**What the exercise asks**
The records below must be transcribed exactly. Do not include the pictures.

+++ Task inputs +++

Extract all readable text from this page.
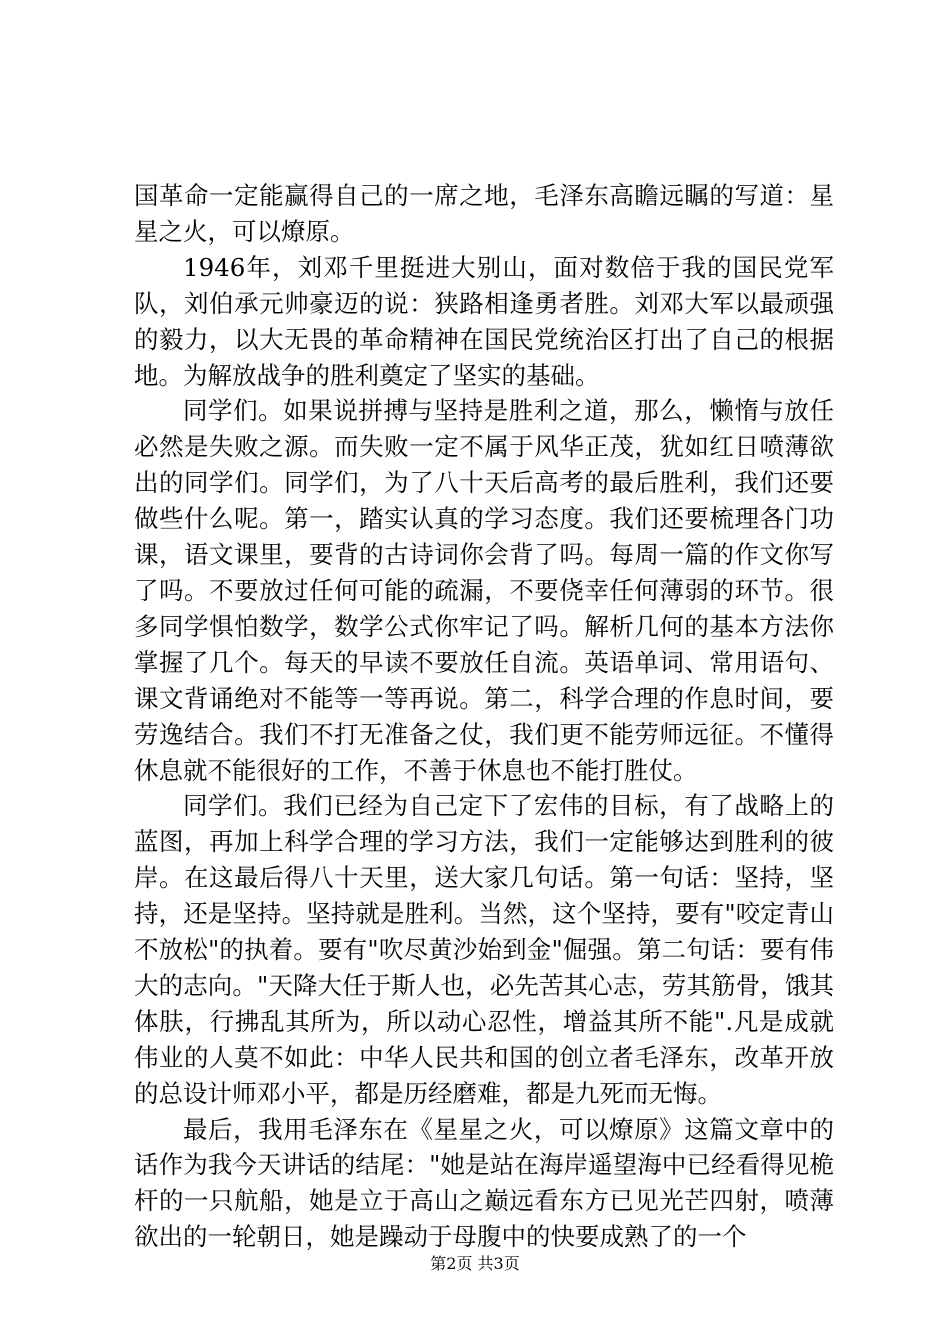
国革命一定能赢得自己的一席之地，毛泽东高瞻远瞩的写道：星星之火，可以燎原。

1946年，刘邓千里挺进大别山，面对数倍于我的国民党军队，刘伯承元帅豪迈的说：狭路相逢勇者胜。刘邓大军以最顽强的毅力，以大无畏的革命精神在国民党统治区打出了自己的根据地。为解放战争的胜利奠定了坚实的基础。

同学们。如果说拼搏与坚持是胜利之道，那么，懒惰与放任必然是失败之源。而失败一定不属于风华正茂，犹如红日喷薄欲出的同学们。同学们，为了八十天后高考的最后胜利，我们还要做些什么呢。第一，踏实认真的学习态度。我们还要梳理各门功课，语文课里，要背的古诗词你会背了吗。每周一篇的作文你写了吗。不要放过任何可能的疏漏，不要侥幸任何薄弱的环节。很多同学惧怕数学，数学公式你牢记了吗。解析几何的基本方法你掌握了几个。每天的早读不要放任自流。英语单词、常用语句、课文背诵绝对不能等一等再说。第二，科学合理的作息时间，要劳逸结合。我们不打无准备之仗，我们更不能劳师远征。不懂得休息就不能很好的工作，不善于休息也不能打胜仗。

同学们。我们已经为自己定下了宏伟的目标，有了战略上的蓝图，再加上科学合理的学习方法，我们一定能够达到胜利的彼岸。在这最后得八十天里，送大家几句话。第一句话：坚持，坚持，还是坚持。坚持就是胜利。当然，这个坚持，要有"咬定青山不放松"的执着。要有"吹尽黄沙始到金"倔强。第二句话：要有伟大的志向。"天降大任于斯人也，必先苦其心志，劳其筋骨，饿其体肤，行拂乱其所为，所以动心忍性，增益其所不能".凡是成就伟业的人莫不如此：中华人民共和国的创立者毛泽东，改革开放的总设计师邓小平，都是历经磨难，都是九死而无悔。

最后，我用毛泽东在《星星之火，可以燎原》这篇文章中的话作为我今天讲话的结尾："她是站在海岸遥望海中已经看得见桅杆的一只航船，她是立于高山之巅远看东方已见光芒四射，喷薄欲出的一轮朝日，她是躁动于母腹中的快要成熟了的一个

第2页 共3页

+++

**Written answer**
Extract all readable text from this page.
国革命一定能赢得自己的一席之地，毛泽东高瞻远瞩的写道：星星之火，可以燎原。

1946年，刘邓千里挺进大别山，面对数倍于我的国民党军队，刘伯承元帅豪迈的说：狭路相逢勇者胜。刘邓大军以最顽强的毅力，以大无畏的革命精神在国民党统治区打出了自己的根据地。为解放战争的胜利奠定了坚实的基础。

同学们。如果说拼搏与坚持是胜利之道，那么，懒惰与放任必然是失败之源。而失败一定不属于风华正茂，犹如红日喷薄欲出的同学们。同学们，为了八十天后高考的最后胜利，我们还要做些什么呢。第一，踏实认真的学习态度。我们还要梳理各门功课，语文课里，要背的古诗词你会背了吗。每周一篇的作文你写了吗。不要放过任何可能的疏漏，不要侥幸任何薄弱的环节。很多同学惧怕数学，数学公式你牢记了吗。解析几何的基本方法你掌握了几个。每天的早读不要放任自流。英语单词、常用语句、课文背诵绝对不能等一等再说。第二，科学合理的作息时间，要劳逸结合。我们不打无准备之仗，我们更不能劳师远征。不懂得休息就不能很好的工作，不善于休息也不能打胜仗。

同学们。我们已经为自己定下了宏伟的目标，有了战略上的蓝图，再加上科学合理的学习方法，我们一定能够达到胜利的彼岸。在这最后得八十天里，送大家几句话。第一句话：坚持，坚持，还是坚持。坚持就是胜利。当然，这个坚持，要有"咬定青山不放松"的执着。要有"吹尽黄沙始到金"倔强。第二句话：要有伟大的志向。"天降大任于斯人也，必先苦其心志，劳其筋骨，饿其体肤，行拂乱其所为，所以动心忍性，增益其所不能".凡是成就伟业的人莫不如此：中华人民共和国的创立者毛泽东，改革开放的总设计师邓小平，都是历经磨难，都是九死而无悔。

最后，我用毛泽东在《星星之火，可以燎原》这篇文章中的话作为我今天讲话的结尾："她是站在海岸遥望海中已经看得见桅杆的一只航船，她是立于高山之巅远看东方已见光芒四射，喷薄欲出的一轮朝日，她是躁动于母腹中的快要成熟了的一个

第2页 共3页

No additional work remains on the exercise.